▶ _Data records_
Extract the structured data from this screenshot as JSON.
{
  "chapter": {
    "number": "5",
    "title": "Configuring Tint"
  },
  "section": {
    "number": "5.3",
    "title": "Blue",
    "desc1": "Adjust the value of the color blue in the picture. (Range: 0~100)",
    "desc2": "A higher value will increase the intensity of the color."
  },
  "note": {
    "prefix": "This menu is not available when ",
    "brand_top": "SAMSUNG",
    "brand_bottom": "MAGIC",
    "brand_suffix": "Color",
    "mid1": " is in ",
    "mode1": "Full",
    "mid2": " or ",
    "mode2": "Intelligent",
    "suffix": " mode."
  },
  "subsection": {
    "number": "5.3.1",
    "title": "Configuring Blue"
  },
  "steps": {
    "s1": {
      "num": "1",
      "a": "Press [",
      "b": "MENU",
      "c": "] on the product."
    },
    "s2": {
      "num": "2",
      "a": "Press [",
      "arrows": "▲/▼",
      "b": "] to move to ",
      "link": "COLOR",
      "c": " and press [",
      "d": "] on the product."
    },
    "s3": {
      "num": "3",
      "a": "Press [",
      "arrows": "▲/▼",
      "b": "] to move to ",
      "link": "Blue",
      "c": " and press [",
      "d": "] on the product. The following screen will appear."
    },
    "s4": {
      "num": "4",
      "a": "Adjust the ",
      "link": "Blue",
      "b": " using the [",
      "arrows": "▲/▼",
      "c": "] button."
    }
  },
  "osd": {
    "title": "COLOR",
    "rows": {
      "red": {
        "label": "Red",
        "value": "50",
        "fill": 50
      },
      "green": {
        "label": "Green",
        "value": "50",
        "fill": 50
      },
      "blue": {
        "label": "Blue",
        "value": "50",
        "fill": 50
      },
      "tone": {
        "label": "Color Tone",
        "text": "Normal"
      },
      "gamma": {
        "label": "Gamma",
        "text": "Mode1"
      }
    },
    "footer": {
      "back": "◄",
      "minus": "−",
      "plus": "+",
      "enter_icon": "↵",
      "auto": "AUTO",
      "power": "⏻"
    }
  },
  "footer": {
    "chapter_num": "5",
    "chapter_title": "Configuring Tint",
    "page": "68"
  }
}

▶ _STATED PROBLEM_
Quote each line above in full, word for word.

▶ _SOLUTION TO THIS EXERCISE_
Extract the structured data from this screenshot as JSON.
{
  "chapter": {
    "number": "5",
    "title": "Configuring Tint"
  },
  "section": {
    "number": "5.3",
    "title": "Blue",
    "desc1": "Adjust the value of the color blue in the picture. (Range: 0~100)",
    "desc2": "A higher value will increase the intensity of the color."
  },
  "note": {
    "prefix": "This menu is not available when ",
    "brand_top": "SAMSUNG",
    "brand_bottom": "MAGIC",
    "brand_suffix": "Color",
    "mid1": " is in ",
    "mode1": "Full",
    "mid2": " or ",
    "mode2": "Intelligent",
    "suffix": " mode."
  },
  "subsection": {
    "number": "5.3.1",
    "title": "Configuring Blue"
  },
  "steps": {
    "s1": {
      "num": "1",
      "a": "Press [",
      "b": "MENU",
      "c": "] on the product."
    },
    "s2": {
      "num": "2",
      "a": "Press [",
      "arrows": "▲/▼",
      "b": "] to move to ",
      "link": "COLOR",
      "c": " and press [",
      "d": "] on the product."
    },
    "s3": {
      "num": "3",
      "a": "Press [",
      "arrows": "▲/▼",
      "b": "] to move to ",
      "link": "Blue",
      "c": " and press [",
      "d": "] on the product. The following screen will appear."
    },
    "s4": {
      "num": "4",
      "a": "Adjust the ",
      "link": "Blue",
      "b": " using the [",
      "arrows": "▲/▼",
      "c": "] button."
    }
  },
  "osd": {
    "title": "COLOR",
    "rows": {
      "red": {
        "label": "Red",
        "value": "50",
        "fill": 50
      },
      "green": {
        "label": "Green",
        "value": "50",
        "fill": 50
      },
      "blue": {
        "label": "Blue",
        "value": "50",
        "fill": 50
      },
      "tone": {
        "label": "Color Tone",
        "text": "Normal"
      },
      "gamma": {
        "label": "Gamma",
        "text": "Mode1"
      }
    },
    "footer": {
      "back": "◄",
      "minus": "−",
      "plus": "+",
      "enter_icon": "↵",
      "auto": "AUTO",
      "power": "⏻"
    }
  },
  "footer": {
    "chapter_num": "5",
    "chapter_title": "Configuring Tint",
    "page": "68"
  }
}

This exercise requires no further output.